OBJECTIVE: From the entries below, gather every line containing the string "chuva".

Saved entries:
▶

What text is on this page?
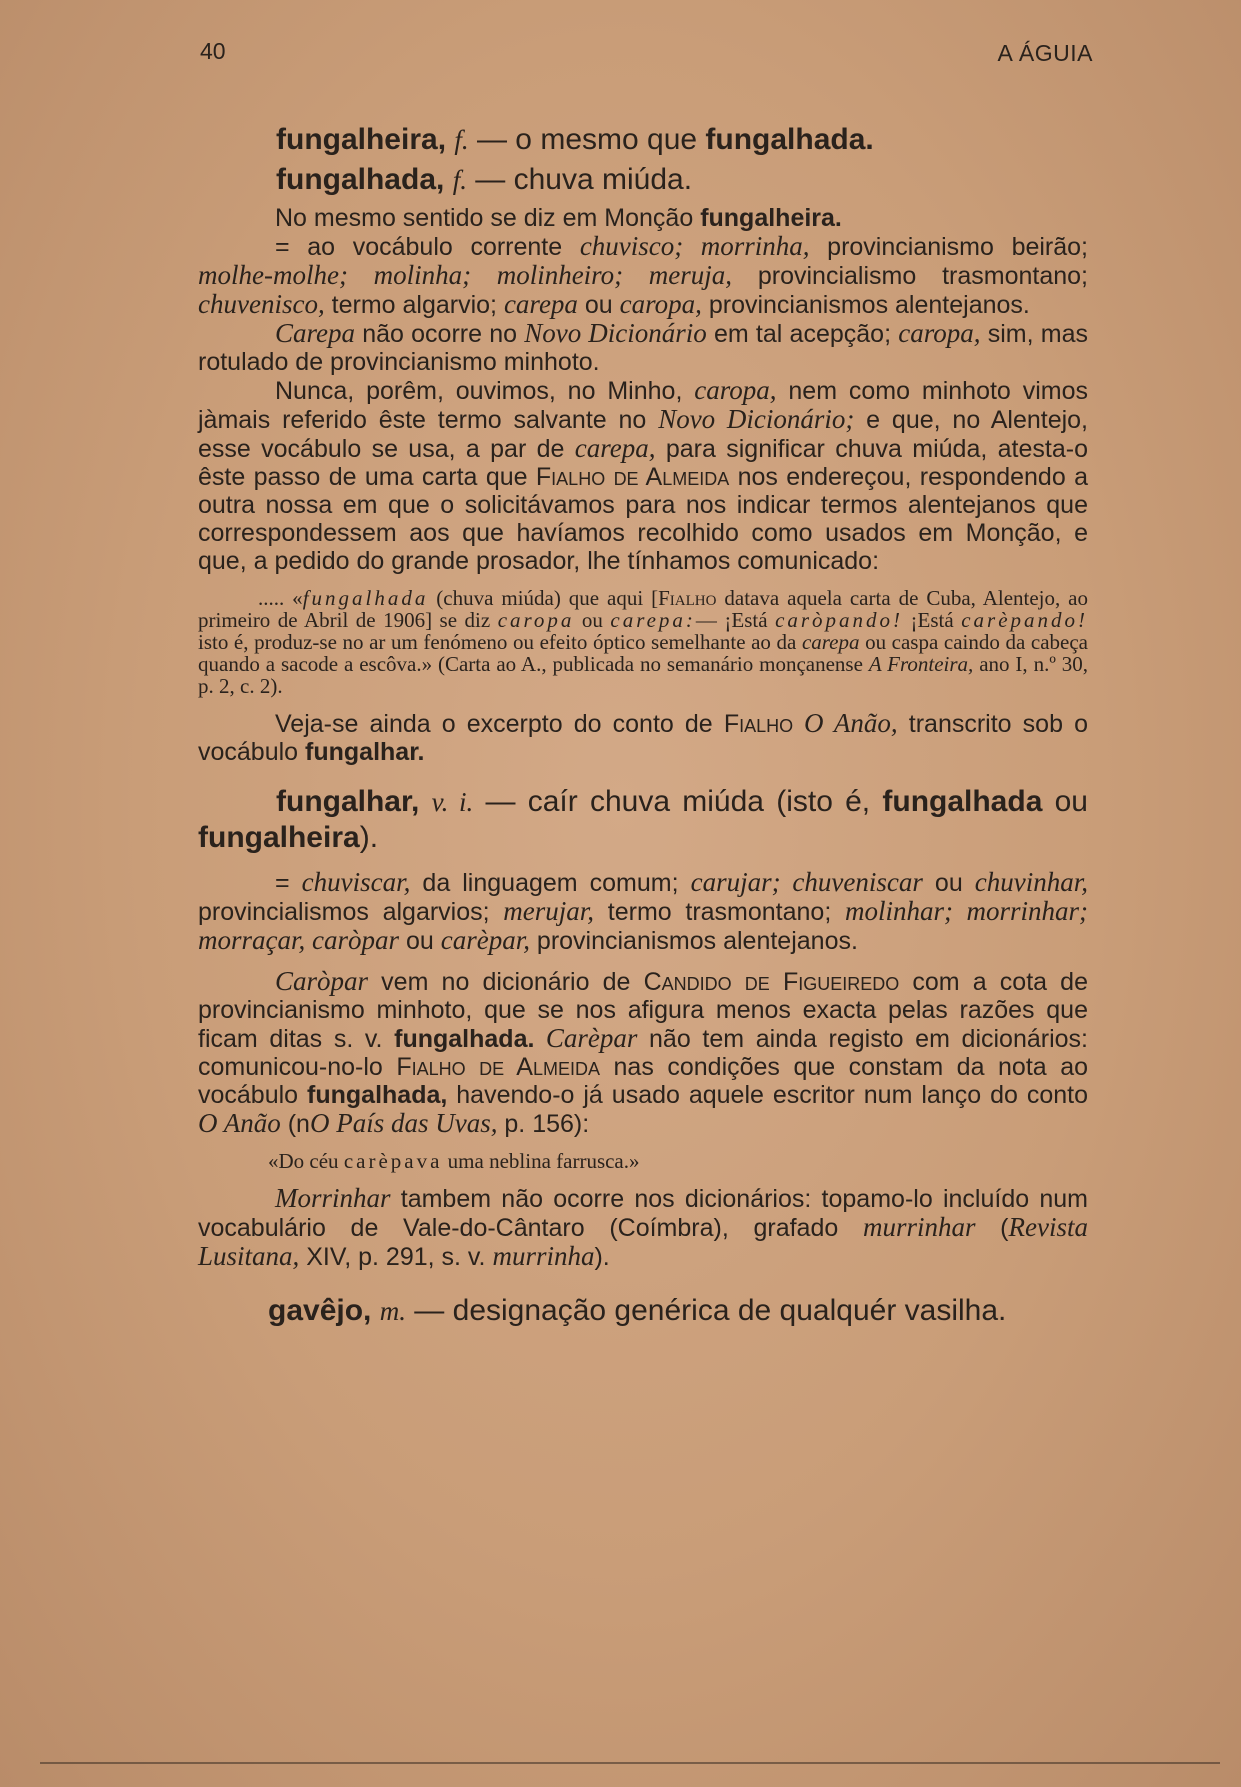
40	A ÁGUIA

fungalheira, f. — o mesmo que fungalhada.

fungalhada, f. — chuva miúda.

No mesmo sentido se diz em Monção fungalheira.

= ao vocábulo corrente chuvisco; morrinha, provincianismo beirão; molhe-molhe; molinha; molinheiro; meruja, provincialismo trasmontano; chuvenisco, termo algarvio; carepa ou caropa, provincianismos alentejanos.

Carepa não ocorre no Novo Dicionário em tal acepção; caropa, sim, mas rotulado de provincianismo minhoto.

Nunca, porêm, ouvimos, no Minho, caropa, nem como minhoto vimos jàmais referido êste termo salvante no Novo Dicionário; e que, no Alentejo, esse vocábulo se usa, a par de carepa, para significar chuva miúda, atesta-o êste passo de uma carta que Fialho de Almeida nos endereçou, respondendo a outra nossa em que o solicitávamos para nos indicar termos alentejanos que correspondessem aos que havíamos recolhido como usados em Monção, e que, a pedido do grande prosador, lhe tínhamos comunicado:

..... «fungalhada (chuva miúda) que aqui [Fialho datava aquela carta de Cuba, Alentejo, ao primeiro de Abril de 1906] se diz caropa ou carepa:— ¡Está caròpando! ¡Está carèpando! isto é, produz-se no ar um fenómeno ou efeito óptico semelhante ao da carepa ou caspa caindo da cabeça quando a sacode a escôva.» (Carta ao A., publicada no semanário monçanense A Fronteira, ano I, n.º 30, p. 2, c. 2).

Veja-se ainda o excerpto do conto de Fialho O Anão, transcrito sob o vocábulo fungalhar.

fungalhar, v. i. — caír chuva miúda (isto é, fungalhada ou fungalheira).

= chuviscar, da linguagem comum; carujar; chuveniscar ou chuvinhar, provincialismos algarvios; merujar, termo trasmontano; molinhar; morrinhar; morraçar, caròpar ou carèpar, provincianismos alentejanos.

Caròpar vem no dicionário de Candido de Figueiredo com a cota de provincianismo minhoto, que se nos afigura menos exacta pelas razões que ficam ditas s. v. fungalhada. Carèpar não tem ainda registo em dicionários: comunicou-no-lo Fialho de Almeida nas condições que constam da nota ao vocábulo fungalhada, havendo-o já usado aquele escritor num lanço do conto O Anão (nO País das Uvas, p. 156):

«Do céu carèpava uma neblina farrusca.»

Morrinhar tambem não ocorre nos dicionários: topamo-lo incluído num vocabulário de Vale-do-Cântaro (Coímbra), grafado murrinhar (Revista Lusitana, XIV, p. 291, s. v. murrinha).

gavêjo, m. — designação genérica de qualquér vasilha.
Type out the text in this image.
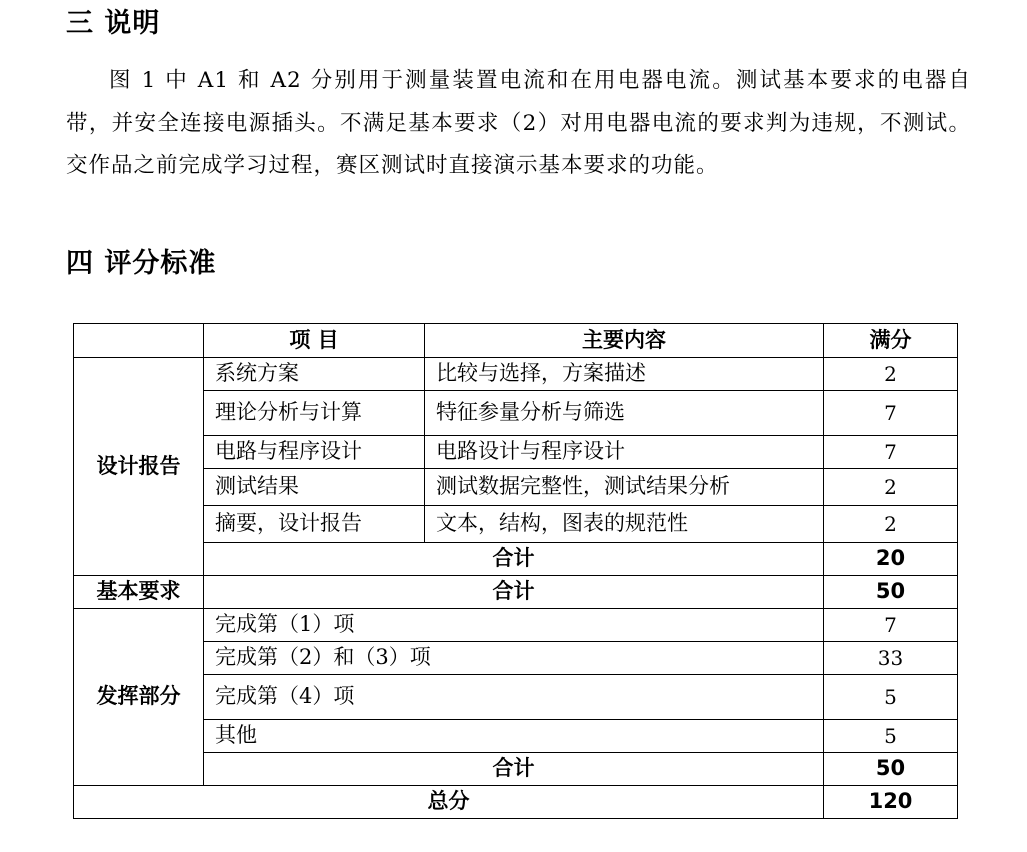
三 说明
图 1 中 A1 和 A2 分别用于测量装置电流和在用电器电流。测试基本要求的电器自带，并安全连接电源插头。不满足基本要求（2）对用电器电流的要求判为违规，不测试。交作品之前完成学习过程，赛区测试时直接演示基本要求的功能。
四 评分标准
	项 目	主要内容	满分
设计报告	系统方案	比较与选择，方案描述	2
	理论分析与计算	特征参量分析与筛选	7
	电路与程序设计	电路设计与程序设计	7
	测试结果	测试数据完整性，测试结果分析	2
	摘要，设计报告	文本，结构，图表的规范性	2
	合计		20
基本要求	合计		50
发挥部分	完成第（1）项		7
	完成第（2）和（3）项		33
	完成第（4）项		5
	其他		5
	合计		50
总分			120
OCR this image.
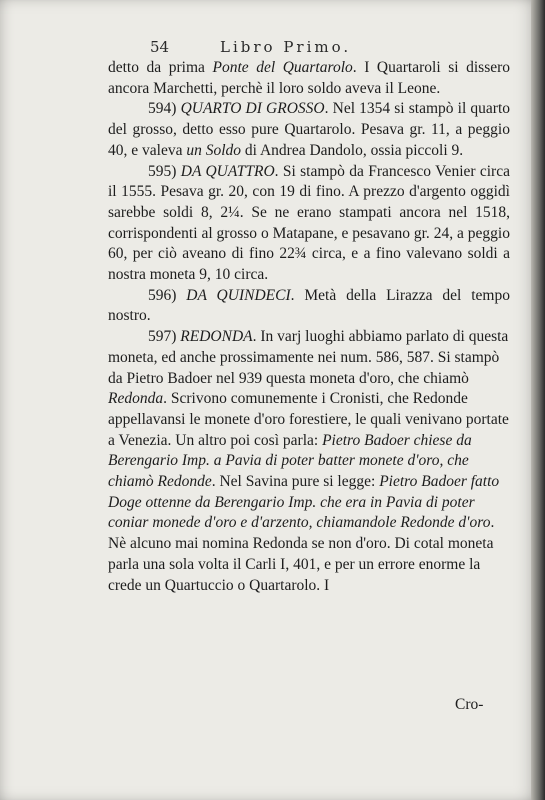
54	Libro Primo.

detto da prima Ponte del Quartarolo. I Quartaroli si dissero ancora Marchetti, perchè il loro soldo aveva il Leone.

594) QUARTO DI GROSSO. Nel 1354 si stampò il quarto del grosso, detto esso pure Quartarolo. Pesava gr. 11, a peggio 40, e valeva un Soldo di Andrea Dandolo, ossia piccoli 9.

595) DA QUATTRO. Si stampò da Francesco Venier circa il 1555. Pesava gr. 20, con 19 di fino. A prezzo d'argento oggidì sarebbe soldi 8, 2¼. Se ne erano stampati ancora nel 1518, corrispondenti al grosso o Matapane, e pesavano gr. 24, a peggio 60, per ciò aveano di fino 22¾ circa, e a fino valevano soldi a nostra moneta 9, 10 circa.

596) DA QUINDECI. Metà della Lirazza del tempo nostro.

597) REDONDA. In varj luoghi abbiamo parlato di questa moneta, ed anche prossimamente nei num. 586, 587. Si stampò da Pietro Badoer nel 939 questa moneta d'oro, che chiamò Redonda. Scrivono comunemente i Cronisti, che Redonde appellavansi le monete d'oro forestiere, le quali venivano portate a Venezia. Un altro poi così parla: Pietro Badoer chiese da Berengario Imp. a Pavia di poter batter monete d'oro, che chiamò Redonde. Nel Savina pure si legge: Pietro Badoer fatto Doge ottenne da Berengario Imp. che era in Pavia di poter coniar monede d'oro e d'arzento, chiamandole Redonde d'oro. Nè alcuno mai nomina Redonda se non d'oro. Di cotal moneta parla una sola volta il Carli I, 401, e per un errore enorme la crede un Quartuccio o Quartarolo. I

Cro-
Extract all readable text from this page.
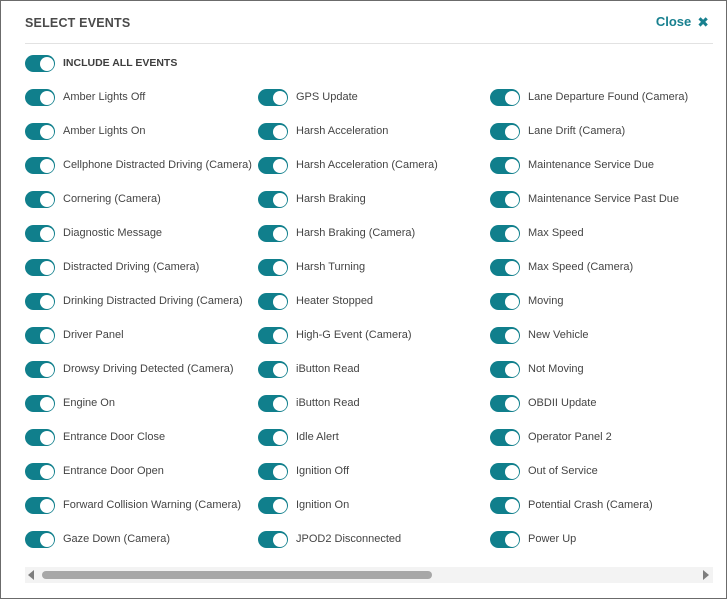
SELECT EVENTS	Close ✖
INCLUDE ALL EVENTS
Amber Lights Off
Amber Lights On
Cellphone Distracted Driving (Camera)
Cornering (Camera)
Diagnostic Message
Distracted Driving (Camera)
Drinking Distracted Driving (Camera)
Driver Panel
Drowsy Driving Detected (Camera)
Engine On
Entrance Door Close
Entrance Door Open
Forward Collision Warning (Camera)
Gaze Down (Camera)
GPS Update
Harsh Acceleration
Harsh Acceleration (Camera)
Harsh Braking
Harsh Braking (Camera)
Harsh Turning
Heater Stopped
High-G Event (Camera)
iButton Read
iButton Read
Idle Alert
Ignition Off
Ignition On
JPOD2 Disconnected
Lane Departure Found (Camera)
Lane Drift (Camera)
Maintenance Service Due
Maintenance Service Past Due
Max Speed
Max Speed (Camera)
Moving
New Vehicle
Not Moving
OBDII Update
Operator Panel 2
Out of Service
Potential Crash (Camera)
Power Up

◀

TASK SOLUTION:
fungalhada, f. — chuva miúda.
Nunca, porêm, ouvimos, no Minho, caropa, nem como minhoto vimos jàmais referido êste termo salvante no Novo Dicionário; e que, no Alentejo, esse vocábulo se usa, a par de carepa, para significar chuva miúda, atesta-o êste passo de uma carta que Fialho de Almeida nos endereçou, respondendo a outra nossa em que o solicitávamos para nos indicar termos alentejanos que correspondessem aos que havíamos recolhido como usados em Monção, e que, a pedido do grande prosador, lhe tínhamos comunicado:
..... «fungalhada (chuva miúda) que aqui [Fialho datava aquela carta de Cuba, Alentejo, ao primeiro de Abril de 1906] se diz caropa ou carepa:— ¡Está caròpando! ¡Está carèpando! isto é, produz-se no ar um fenómeno ou efeito óptico semelhante ao da carepa ou caspa caindo da cabeça quando a sacode a escôva.» (Carta ao A., publicada no semanário monçanense A Fronteira, ano I, n.º 30, p. 2, c. 2).
fungalhar, v. i. — caír chuva miúda (isto é, fungalhada ou fungalheira).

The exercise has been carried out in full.